GIVEN INSTRUCTION:
Return the whole listing, keeping every character the same.
----------
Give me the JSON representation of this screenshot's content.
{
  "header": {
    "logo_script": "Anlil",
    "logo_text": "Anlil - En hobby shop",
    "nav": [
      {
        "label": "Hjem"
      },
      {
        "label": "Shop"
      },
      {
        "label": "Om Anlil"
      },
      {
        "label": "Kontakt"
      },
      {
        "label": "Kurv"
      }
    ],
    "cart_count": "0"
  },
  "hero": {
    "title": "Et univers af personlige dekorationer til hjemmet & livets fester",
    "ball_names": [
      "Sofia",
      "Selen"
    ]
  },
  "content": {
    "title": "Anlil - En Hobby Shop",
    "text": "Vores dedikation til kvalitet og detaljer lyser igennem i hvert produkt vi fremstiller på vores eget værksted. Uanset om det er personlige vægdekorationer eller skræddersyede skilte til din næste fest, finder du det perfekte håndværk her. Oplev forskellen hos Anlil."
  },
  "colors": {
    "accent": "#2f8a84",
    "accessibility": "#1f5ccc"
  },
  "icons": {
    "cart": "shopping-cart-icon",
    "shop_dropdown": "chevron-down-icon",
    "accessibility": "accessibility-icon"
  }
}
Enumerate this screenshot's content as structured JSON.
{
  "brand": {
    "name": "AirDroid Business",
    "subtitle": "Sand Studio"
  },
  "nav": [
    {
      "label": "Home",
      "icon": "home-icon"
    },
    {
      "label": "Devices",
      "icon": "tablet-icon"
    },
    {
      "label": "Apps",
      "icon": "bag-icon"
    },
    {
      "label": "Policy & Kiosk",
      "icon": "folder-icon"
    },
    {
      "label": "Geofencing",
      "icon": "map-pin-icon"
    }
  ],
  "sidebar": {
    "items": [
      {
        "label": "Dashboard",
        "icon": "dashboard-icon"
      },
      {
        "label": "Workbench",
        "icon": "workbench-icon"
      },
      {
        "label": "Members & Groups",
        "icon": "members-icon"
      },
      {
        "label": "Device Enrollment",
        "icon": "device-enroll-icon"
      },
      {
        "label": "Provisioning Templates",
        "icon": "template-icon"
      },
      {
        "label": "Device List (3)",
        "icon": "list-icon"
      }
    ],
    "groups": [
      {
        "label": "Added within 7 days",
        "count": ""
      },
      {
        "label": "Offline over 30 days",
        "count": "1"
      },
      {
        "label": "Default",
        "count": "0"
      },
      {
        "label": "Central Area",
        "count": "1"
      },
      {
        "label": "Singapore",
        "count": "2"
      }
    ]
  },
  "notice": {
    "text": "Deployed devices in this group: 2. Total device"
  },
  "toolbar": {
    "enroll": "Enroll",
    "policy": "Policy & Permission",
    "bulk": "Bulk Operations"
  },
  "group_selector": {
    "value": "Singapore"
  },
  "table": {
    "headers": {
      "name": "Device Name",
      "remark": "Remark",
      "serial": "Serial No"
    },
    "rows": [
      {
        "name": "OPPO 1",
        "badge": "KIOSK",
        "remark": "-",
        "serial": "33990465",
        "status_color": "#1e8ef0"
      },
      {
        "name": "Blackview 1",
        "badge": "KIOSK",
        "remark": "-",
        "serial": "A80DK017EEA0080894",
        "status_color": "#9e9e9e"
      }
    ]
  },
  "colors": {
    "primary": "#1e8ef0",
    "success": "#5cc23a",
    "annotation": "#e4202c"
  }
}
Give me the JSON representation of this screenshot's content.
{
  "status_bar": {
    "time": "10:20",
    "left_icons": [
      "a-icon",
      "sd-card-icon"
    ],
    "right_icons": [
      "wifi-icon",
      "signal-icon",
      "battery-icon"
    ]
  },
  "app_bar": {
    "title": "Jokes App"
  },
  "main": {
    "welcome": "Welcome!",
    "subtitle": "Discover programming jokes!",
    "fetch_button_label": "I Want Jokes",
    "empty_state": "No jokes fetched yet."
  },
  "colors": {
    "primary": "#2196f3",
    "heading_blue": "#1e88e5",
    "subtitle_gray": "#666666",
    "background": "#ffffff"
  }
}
----------
EXERCISE OUTPUT:
Give me the JSON representation of this screenshot's content.
{
  "header": {
    "logo_script": "Anlil",
    "logo_text": "Anlil - En hobby shop",
    "nav": [
      {
        "label": "Hjem"
      },
      {
        "label": "Shop"
      },
      {
        "label": "Om Anlil"
      },
      {
        "label": "Kontakt"
      },
      {
        "label": "Kurv"
      }
    ],
    "cart_count": "0"
  },
  "hero": {
    "title": "Et univers af personlige dekorationer til hjemmet & livets fester",
    "ball_names": [
      "Sofia",
      "Selen"
    ]
  },
  "content": {
    "title": "Anlil - En Hobby Shop",
    "text": "Vores dedikation til kvalitet og detaljer lyser igennem i hvert produkt vi fremstiller på vores eget værksted. Uanset om det er personlige vægdekorationer eller skræddersyede skilte til din næste fest, finder du det perfekte håndværk her. Oplev forskellen hos Anlil."
  },
  "colors": {
    "accent": "#2f8a84",
    "accessibility": "#1f5ccc"
  },
  "icons": {
    "cart": "shopping-cart-icon",
    "shop_dropdown": "chevron-down-icon",
    "accessibility": "accessibility-icon"
  }
}
Enumerate this screenshot's content as structured JSON.
{
  "brand": {
    "name": "AirDroid Business",
    "subtitle": "Sand Studio"
  },
  "nav": [
    {
      "label": "Home",
      "icon": "home-icon"
    },
    {
      "label": "Devices",
      "icon": "tablet-icon"
    },
    {
      "label": "Apps",
      "icon": "bag-icon"
    },
    {
      "label": "Policy & Kiosk",
      "icon": "folder-icon"
    },
    {
      "label": "Geofencing",
      "icon": "map-pin-icon"
    }
  ],
  "sidebar": {
    "items": [
      {
        "label": "Dashboard",
        "icon": "dashboard-icon"
      },
      {
        "label": "Workbench",
        "icon": "workbench-icon"
      },
      {
        "label": "Members & Groups",
        "icon": "members-icon"
      },
      {
        "label": "Device Enrollment",
        "icon": "device-enroll-icon"
      },
      {
        "label": "Provisioning Templates",
        "icon": "template-icon"
      },
      {
        "label": "Device List (3)",
        "icon": "list-icon"
      }
    ],
    "groups": [
      {
        "label": "Added within 7 days",
        "count": ""
      },
      {
        "label": "Offline over 30 days",
        "count": "1"
      },
      {
        "label": "Default",
        "count": "0"
      },
      {
        "label": "Central Area",
        "count": "1"
      },
      {
        "label": "Singapore",
        "count": "2"
      }
    ]
  },
  "notice": {
    "text": "Deployed devices in this group: 2. Total device"
  },
  "toolbar": {
    "enroll": "Enroll",
    "policy": "Policy & Permission",
    "bulk": "Bulk Operations"
  },
  "group_selector": {
    "value": "Singapore"
  },
  "table": {
    "headers": {
      "name": "Device Name",
      "remark": "Remark",
      "serial": "Serial No"
    },
    "rows": [
      {
        "name": "OPPO 1",
        "badge": "KIOSK",
        "remark": "-",
        "serial": "33990465",
        "status_color": "#1e8ef0"
      },
      {
        "name": "Blackview 1",
        "badge": "KIOSK",
        "remark": "-",
        "serial": "A80DK017EEA0080894",
        "status_color": "#9e9e9e"
      }
    ]
  },
  "colors": {
    "primary": "#1e8ef0",
    "success": "#5cc23a",
    "annotation": "#e4202c"
  }
}
Give me the JSON representation of this screenshot's content.
{
  "status_bar": {
    "time": "10:20",
    "left_icons": [
      "a-icon",
      "sd-card-icon"
    ],
    "right_icons": [
      "wifi-icon",
      "signal-icon",
      "battery-icon"
    ]
  },
  "app_bar": {
    "title": "Jokes App"
  },
  "main": {
    "welcome": "Welcome!",
    "subtitle": "Discover programming jokes!",
    "fetch_button_label": "I Want Jokes",
    "empty_state": "No jokes fetched yet."
  },
  "colors": {
    "primary": "#2196f3",
    "heading_blue": "#1e88e5",
    "subtitle_gray": "#666666",
    "background": "#ffffff"
  }
}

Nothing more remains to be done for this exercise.